*** INPUT FOR THIS TASK

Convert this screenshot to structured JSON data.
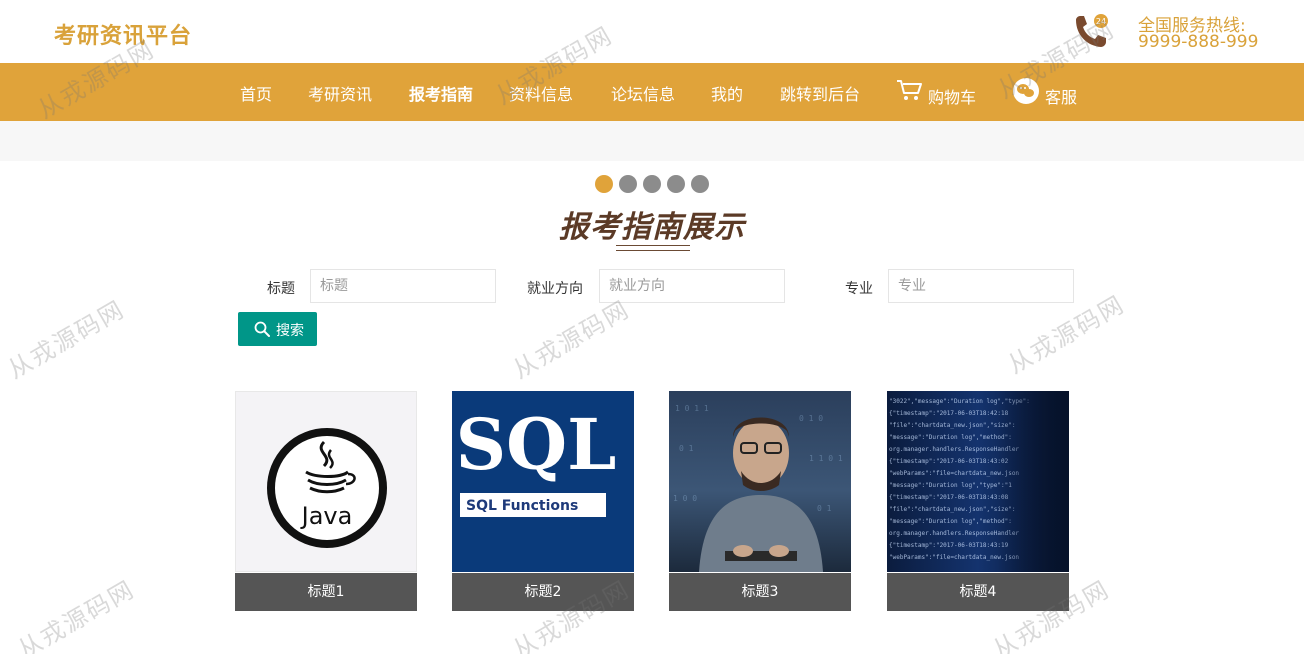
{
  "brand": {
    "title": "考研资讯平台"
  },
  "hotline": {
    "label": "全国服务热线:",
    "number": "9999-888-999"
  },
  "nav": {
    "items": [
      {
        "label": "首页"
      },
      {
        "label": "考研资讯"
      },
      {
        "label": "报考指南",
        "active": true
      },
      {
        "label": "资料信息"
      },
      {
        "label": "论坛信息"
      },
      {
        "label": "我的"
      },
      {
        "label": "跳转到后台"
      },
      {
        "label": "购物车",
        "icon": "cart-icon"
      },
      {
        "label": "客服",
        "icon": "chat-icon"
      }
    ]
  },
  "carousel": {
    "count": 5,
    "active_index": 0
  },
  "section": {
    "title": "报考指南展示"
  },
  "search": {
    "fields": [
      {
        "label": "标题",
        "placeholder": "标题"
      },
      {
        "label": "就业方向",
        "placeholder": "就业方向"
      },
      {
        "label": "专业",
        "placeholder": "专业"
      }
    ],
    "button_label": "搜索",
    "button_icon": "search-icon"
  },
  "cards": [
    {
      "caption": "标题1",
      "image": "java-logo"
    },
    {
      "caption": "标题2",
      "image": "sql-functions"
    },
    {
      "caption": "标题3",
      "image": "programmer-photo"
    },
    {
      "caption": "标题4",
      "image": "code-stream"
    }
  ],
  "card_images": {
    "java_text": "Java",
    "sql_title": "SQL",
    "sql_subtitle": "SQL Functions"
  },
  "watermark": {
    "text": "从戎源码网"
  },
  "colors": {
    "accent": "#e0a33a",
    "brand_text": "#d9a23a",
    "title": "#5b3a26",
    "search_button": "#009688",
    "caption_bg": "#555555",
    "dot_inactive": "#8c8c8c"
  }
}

******

- [TASK DESCRIPTION]
Copy each line in the data that holds the word "placeholder".

- [RESULT OF THE EXERCISE]
        "placeholder": "标题"
        "placeholder": "就业方向"
        "placeholder": "专业"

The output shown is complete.